### EXERCISE DETAILS
Filter the listing below, copying every line in which the word "руководителя" appears.

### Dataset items
==*==

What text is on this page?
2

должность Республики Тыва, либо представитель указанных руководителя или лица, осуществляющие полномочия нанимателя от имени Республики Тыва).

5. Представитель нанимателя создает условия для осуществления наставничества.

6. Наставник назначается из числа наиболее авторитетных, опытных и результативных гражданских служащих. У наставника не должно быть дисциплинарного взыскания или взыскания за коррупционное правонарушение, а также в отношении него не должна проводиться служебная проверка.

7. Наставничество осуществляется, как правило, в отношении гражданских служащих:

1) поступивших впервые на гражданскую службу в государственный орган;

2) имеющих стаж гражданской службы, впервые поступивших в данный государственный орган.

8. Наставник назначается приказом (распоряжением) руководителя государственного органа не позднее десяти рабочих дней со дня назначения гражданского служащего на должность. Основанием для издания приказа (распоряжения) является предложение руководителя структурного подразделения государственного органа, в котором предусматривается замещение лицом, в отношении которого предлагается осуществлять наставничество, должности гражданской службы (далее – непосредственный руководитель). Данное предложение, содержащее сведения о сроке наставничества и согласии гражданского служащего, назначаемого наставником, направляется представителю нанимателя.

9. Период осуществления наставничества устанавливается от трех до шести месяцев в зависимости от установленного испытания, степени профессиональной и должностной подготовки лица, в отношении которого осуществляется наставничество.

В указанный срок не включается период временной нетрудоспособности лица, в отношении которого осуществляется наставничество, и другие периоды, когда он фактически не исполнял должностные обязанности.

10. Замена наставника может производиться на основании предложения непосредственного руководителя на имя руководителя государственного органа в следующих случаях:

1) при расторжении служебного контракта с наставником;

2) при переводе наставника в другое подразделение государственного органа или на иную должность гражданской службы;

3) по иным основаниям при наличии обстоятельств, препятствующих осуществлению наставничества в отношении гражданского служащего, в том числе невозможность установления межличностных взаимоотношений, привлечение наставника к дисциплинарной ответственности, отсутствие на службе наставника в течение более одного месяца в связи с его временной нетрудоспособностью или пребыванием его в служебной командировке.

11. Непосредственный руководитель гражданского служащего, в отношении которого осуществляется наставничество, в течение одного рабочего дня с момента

==*==

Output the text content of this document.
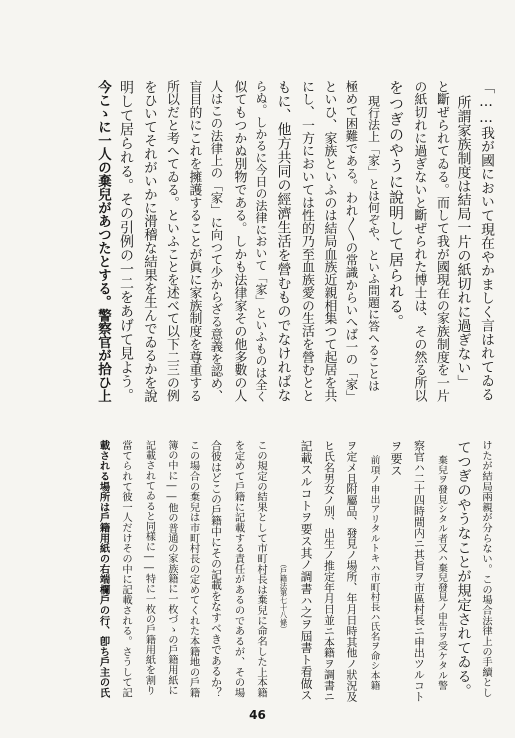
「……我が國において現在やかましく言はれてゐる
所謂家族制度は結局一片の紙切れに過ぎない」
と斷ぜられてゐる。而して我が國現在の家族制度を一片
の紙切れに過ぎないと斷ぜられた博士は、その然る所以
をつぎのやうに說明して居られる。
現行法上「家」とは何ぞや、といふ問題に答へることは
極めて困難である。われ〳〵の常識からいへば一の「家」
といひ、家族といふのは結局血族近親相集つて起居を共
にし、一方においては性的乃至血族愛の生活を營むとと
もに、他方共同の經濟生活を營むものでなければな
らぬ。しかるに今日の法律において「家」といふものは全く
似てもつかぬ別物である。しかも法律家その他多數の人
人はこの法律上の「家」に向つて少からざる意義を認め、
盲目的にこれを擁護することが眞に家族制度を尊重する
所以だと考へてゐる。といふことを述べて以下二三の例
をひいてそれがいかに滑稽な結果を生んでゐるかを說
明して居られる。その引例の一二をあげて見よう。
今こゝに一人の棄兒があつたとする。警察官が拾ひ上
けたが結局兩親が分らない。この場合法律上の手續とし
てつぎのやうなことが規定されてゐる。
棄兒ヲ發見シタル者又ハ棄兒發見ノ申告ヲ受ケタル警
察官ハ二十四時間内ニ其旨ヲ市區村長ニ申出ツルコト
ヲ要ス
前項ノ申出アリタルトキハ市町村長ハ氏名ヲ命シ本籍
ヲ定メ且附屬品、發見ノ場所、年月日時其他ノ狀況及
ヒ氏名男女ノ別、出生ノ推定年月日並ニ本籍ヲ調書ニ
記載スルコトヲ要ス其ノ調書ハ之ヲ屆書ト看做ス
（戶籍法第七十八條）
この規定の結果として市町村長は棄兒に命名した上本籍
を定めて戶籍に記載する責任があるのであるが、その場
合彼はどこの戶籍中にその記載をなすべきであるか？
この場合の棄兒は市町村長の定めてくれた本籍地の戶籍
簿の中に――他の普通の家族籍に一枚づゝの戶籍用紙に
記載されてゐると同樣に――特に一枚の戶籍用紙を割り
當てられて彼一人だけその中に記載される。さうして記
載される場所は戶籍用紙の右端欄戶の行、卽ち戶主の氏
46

==*==

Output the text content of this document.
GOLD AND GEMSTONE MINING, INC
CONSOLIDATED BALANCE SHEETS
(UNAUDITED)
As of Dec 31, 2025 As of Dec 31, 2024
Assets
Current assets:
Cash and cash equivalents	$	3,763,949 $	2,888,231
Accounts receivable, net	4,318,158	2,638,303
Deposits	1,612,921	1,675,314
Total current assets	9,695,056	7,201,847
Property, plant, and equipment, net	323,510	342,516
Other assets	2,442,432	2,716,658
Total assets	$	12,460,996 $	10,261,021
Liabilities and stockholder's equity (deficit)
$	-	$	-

==*==

### THE RESPONSE
должность Республики Тыва, либо представитель указанных руководителя или лица, осуществляющие полномочия нанимателя от имени Республики Тыва).
8. Наставник назначается приказом (распоряжением) руководителя государственного органа не позднее десяти рабочих дней со дня назначения гражданского служащего на должность. Основанием для издания приказа (распоряжения) является предложение руководителя структурного подразделения государственного органа, в котором предусматривается замещение лицом, в отношении которого предлагается осуществлять наставничество, должности гражданской службы (далее – непосредственный руководитель). Данное предложение, содержащее сведения о сроке наставничества и согласии гражданского служащего, назначаемого наставником, направляется представителю нанимателя.
10. Замена наставника может производиться на основании предложения непосредственного руководителя на имя руководителя государственного органа в следующих случаях:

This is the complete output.